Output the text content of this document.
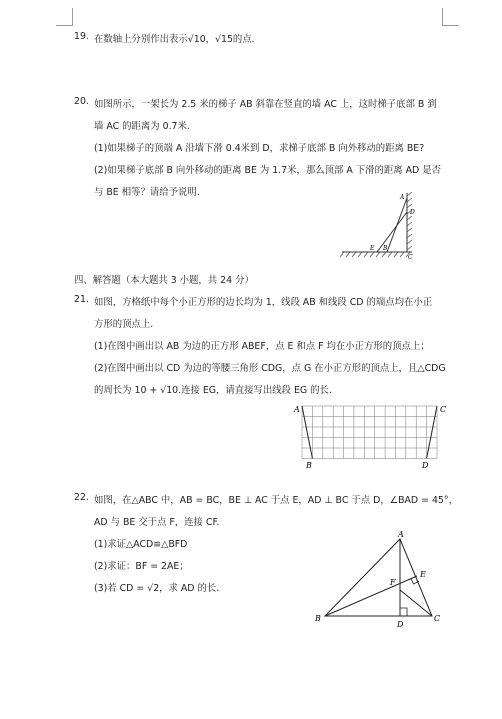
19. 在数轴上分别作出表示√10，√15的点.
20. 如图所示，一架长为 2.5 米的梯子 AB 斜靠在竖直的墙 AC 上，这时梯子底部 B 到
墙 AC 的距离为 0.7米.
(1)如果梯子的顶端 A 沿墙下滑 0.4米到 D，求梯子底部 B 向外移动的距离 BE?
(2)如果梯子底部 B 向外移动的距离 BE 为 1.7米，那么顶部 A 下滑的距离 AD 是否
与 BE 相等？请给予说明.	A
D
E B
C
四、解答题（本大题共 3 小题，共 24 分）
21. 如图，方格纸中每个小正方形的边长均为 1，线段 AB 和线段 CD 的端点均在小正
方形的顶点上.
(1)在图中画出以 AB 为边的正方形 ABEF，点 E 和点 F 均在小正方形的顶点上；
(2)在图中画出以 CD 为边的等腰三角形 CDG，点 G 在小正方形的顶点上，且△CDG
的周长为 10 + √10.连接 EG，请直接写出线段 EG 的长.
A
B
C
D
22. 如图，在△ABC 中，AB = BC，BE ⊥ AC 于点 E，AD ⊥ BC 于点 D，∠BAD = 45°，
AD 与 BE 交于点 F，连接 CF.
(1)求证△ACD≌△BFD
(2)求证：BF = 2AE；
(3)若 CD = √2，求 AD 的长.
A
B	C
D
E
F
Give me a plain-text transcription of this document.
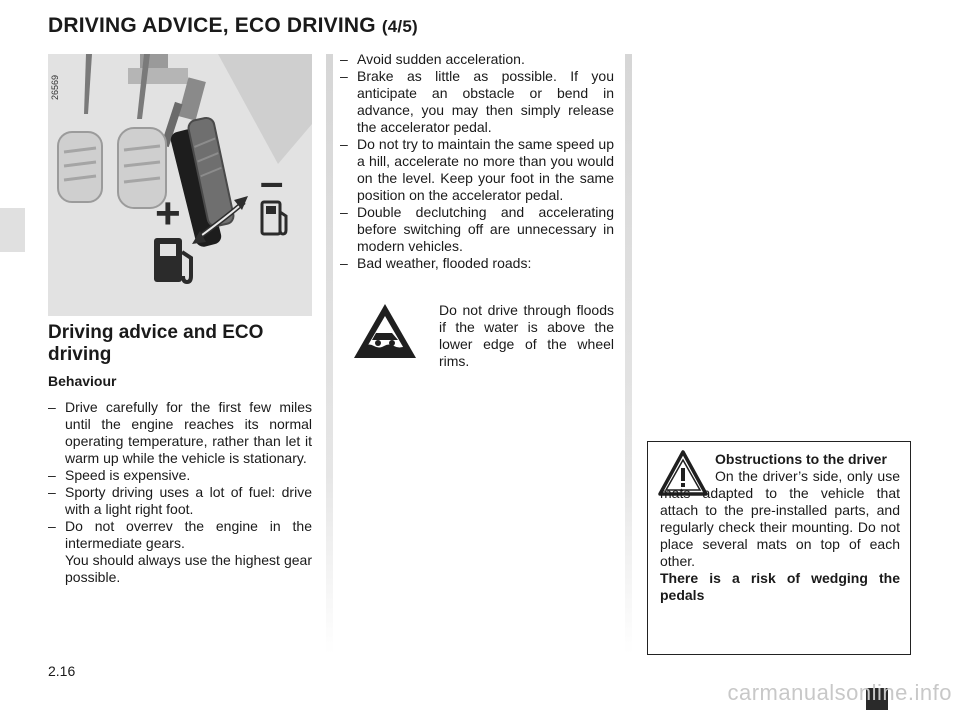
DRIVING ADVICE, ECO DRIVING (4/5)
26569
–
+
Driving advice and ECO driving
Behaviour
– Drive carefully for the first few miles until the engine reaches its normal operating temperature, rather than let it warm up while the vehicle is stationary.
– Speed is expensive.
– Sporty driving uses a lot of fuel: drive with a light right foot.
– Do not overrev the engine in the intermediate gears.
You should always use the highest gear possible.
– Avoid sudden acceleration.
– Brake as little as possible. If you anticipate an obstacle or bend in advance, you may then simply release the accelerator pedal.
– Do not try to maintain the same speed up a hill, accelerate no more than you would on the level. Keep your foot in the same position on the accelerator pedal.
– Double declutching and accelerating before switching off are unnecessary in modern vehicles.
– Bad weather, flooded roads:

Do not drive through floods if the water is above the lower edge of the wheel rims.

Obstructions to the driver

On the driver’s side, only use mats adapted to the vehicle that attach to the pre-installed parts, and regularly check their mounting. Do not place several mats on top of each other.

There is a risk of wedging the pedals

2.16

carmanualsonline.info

+ + + +

» DIRECTIONS: Print out the lines exactly, skipping any picture.

» SOLUTION TO THE EXERCISE:
Output the text content of this document.
19. 在数轴上分别作出表示√10，√15的点.
20. 如图所示，一架长为 2.5 米的梯子 AB 斜靠在竖直的墙 AC 上，这时梯子底部 B 到
墙 AC 的距离为 0.7米.
(1)如果梯子的顶端 A 沿墙下滑 0.4米到 D，求梯子底部 B 向外移动的距离 BE?
(2)如果梯子底部 B 向外移动的距离 BE 为 1.7米，那么顶部 A 下滑的距离 AD 是否
与 BE 相等？请给予说明.	A
D
E B
C
四、解答题（本大题共 3 小题，共 24 分）
21. 如图，方格纸中每个小正方形的边长均为 1，线段 AB 和线段 CD 的端点均在小正
方形的顶点上.
(1)在图中画出以 AB 为边的正方形 ABEF，点 E 和点 F 均在小正方形的顶点上；
(2)在图中画出以 CD 为边的等腰三角形 CDG，点 G 在小正方形的顶点上，且△CDG
的周长为 10 + √10.连接 EG，请直接写出线段 EG 的长.
A
B
C
D
22. 如图，在△ABC 中，AB = BC，BE ⊥ AC 于点 E，AD ⊥ BC 于点 D，∠BAD = 45°，
AD 与 BE 交于点 F，连接 CF.
(1)求证△ACD≌△BFD
(2)求证：BF = 2AE；
(3)若 CD = √2，求 AD 的长.
A
B	C
D
E
F
Give me a plain-text transcription of this document.
DRIVING ADVICE, ECO DRIVING (4/5)
26569
–
+
Driving advice and ECO driving
Behaviour
– Drive carefully for the first few miles until the engine reaches its normal operating temperature, rather than let it warm up while the vehicle is stationary.
– Speed is expensive.
– Sporty driving uses a lot of fuel: drive with a light right foot.
– Do not overrev the engine in the intermediate gears.
You should always use the highest gear possible.
– Avoid sudden acceleration.
– Brake as little as possible. If you anticipate an obstacle or bend in advance, you may then simply release the accelerator pedal.
– Do not try to maintain the same speed up a hill, accelerate no more than you would on the level. Keep your foot in the same position on the accelerator pedal.
– Double declutching and accelerating before switching off are unnecessary in modern vehicles.
– Bad weather, flooded roads:

Do not drive through floods if the water is above the lower edge of the wheel rims.

Obstructions to the driver

On the driver’s side, only use mats adapted to the vehicle that attach to the pre-installed parts, and regularly check their mounting. Do not place several mats on top of each other.

There is a risk of wedging the pedals

2.16

carmanualsonline.info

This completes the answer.